## WORK TASK
Write out each line from the data below that includes the word "Fürsorge".

## RECORDED DATA

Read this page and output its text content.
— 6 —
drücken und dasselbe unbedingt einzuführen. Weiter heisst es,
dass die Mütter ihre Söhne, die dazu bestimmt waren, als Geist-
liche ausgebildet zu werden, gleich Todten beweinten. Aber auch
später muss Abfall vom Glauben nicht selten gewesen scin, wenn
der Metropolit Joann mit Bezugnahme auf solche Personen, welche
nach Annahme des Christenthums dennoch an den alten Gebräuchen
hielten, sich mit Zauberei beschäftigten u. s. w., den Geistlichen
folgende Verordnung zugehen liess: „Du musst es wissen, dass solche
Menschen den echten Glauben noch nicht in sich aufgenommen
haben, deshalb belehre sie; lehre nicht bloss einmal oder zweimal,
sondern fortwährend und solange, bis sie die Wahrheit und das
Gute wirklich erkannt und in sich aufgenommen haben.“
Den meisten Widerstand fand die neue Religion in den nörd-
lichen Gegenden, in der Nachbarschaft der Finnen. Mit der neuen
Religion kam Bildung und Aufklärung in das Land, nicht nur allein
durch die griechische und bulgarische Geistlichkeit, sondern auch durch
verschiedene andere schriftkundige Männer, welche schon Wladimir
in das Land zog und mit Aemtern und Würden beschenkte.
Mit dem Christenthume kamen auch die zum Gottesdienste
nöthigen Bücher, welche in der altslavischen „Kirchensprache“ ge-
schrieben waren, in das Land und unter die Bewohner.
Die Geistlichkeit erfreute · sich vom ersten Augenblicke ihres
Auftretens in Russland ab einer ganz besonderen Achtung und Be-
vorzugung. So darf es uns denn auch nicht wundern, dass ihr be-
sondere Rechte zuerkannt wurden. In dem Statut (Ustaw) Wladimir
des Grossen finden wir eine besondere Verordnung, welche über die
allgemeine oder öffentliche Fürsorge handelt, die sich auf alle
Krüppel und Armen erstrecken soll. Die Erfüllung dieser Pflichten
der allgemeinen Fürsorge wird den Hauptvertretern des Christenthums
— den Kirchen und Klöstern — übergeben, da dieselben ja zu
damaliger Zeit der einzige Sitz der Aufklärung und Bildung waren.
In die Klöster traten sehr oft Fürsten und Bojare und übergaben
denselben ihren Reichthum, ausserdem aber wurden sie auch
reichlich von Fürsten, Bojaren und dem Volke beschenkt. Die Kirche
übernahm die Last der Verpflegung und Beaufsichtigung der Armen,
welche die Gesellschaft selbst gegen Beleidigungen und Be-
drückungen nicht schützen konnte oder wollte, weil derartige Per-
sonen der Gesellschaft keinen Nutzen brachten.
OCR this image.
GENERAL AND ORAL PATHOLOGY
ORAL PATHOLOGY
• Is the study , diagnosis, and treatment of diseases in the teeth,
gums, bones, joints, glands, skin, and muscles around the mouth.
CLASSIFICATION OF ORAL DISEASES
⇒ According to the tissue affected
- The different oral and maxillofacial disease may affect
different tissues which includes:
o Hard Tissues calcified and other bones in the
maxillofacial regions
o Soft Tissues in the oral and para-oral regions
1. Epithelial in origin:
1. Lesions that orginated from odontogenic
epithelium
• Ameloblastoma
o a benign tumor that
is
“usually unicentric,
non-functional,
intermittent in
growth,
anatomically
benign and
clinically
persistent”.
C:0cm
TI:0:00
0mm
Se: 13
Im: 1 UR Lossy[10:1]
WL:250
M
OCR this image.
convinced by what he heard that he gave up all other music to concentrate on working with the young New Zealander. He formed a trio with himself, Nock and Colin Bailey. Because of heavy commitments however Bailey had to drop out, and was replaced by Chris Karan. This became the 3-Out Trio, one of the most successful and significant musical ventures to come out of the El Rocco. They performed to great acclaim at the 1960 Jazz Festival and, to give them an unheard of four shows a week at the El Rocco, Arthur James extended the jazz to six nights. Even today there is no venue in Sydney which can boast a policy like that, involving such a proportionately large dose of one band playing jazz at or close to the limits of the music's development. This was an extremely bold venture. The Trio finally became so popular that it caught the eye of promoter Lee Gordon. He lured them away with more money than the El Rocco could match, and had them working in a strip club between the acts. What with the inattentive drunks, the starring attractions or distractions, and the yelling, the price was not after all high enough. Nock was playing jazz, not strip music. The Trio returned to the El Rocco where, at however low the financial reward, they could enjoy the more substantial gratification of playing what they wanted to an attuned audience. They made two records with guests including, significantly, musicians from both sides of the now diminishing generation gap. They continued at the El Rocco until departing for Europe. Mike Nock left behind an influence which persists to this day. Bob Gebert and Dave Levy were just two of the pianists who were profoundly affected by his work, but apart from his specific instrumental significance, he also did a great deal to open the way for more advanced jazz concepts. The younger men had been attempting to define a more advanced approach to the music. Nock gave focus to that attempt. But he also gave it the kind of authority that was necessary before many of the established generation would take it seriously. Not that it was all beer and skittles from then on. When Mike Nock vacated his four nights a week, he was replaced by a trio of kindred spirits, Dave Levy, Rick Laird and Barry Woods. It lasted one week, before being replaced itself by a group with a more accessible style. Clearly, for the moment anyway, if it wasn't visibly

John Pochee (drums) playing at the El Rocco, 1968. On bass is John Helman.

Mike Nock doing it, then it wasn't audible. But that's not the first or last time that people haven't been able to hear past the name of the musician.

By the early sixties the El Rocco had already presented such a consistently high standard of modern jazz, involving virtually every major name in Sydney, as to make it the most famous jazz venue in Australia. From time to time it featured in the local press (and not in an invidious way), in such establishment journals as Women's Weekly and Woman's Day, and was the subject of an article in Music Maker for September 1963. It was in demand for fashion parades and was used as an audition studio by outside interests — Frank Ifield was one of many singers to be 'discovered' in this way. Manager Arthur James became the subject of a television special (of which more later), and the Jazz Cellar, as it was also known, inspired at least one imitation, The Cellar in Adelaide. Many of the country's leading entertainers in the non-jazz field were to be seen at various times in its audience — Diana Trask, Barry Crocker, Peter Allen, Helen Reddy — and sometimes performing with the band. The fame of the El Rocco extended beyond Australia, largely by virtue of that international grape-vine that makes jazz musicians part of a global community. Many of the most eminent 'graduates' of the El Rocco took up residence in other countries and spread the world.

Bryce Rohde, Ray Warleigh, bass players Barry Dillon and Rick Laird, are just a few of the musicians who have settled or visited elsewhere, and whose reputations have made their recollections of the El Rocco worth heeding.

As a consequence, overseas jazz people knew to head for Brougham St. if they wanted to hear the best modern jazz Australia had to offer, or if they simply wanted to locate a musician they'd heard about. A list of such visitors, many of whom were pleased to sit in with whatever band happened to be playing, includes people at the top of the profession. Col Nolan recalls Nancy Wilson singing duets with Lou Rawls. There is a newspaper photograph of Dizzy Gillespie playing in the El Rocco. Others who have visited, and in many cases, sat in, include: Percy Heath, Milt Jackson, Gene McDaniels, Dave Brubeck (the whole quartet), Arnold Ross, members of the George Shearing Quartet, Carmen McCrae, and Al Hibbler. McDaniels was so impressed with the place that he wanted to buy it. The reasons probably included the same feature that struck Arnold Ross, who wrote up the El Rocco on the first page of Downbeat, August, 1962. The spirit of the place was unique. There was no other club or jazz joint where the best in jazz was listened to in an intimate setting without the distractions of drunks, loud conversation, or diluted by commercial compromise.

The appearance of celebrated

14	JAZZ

## RESULT OF THIS TASK
allgemeine oder öffentliche Fürsorge handelt, die sich auf alle
der allgemeinen Fürsorge wird den Hauptvertretern des Christenthums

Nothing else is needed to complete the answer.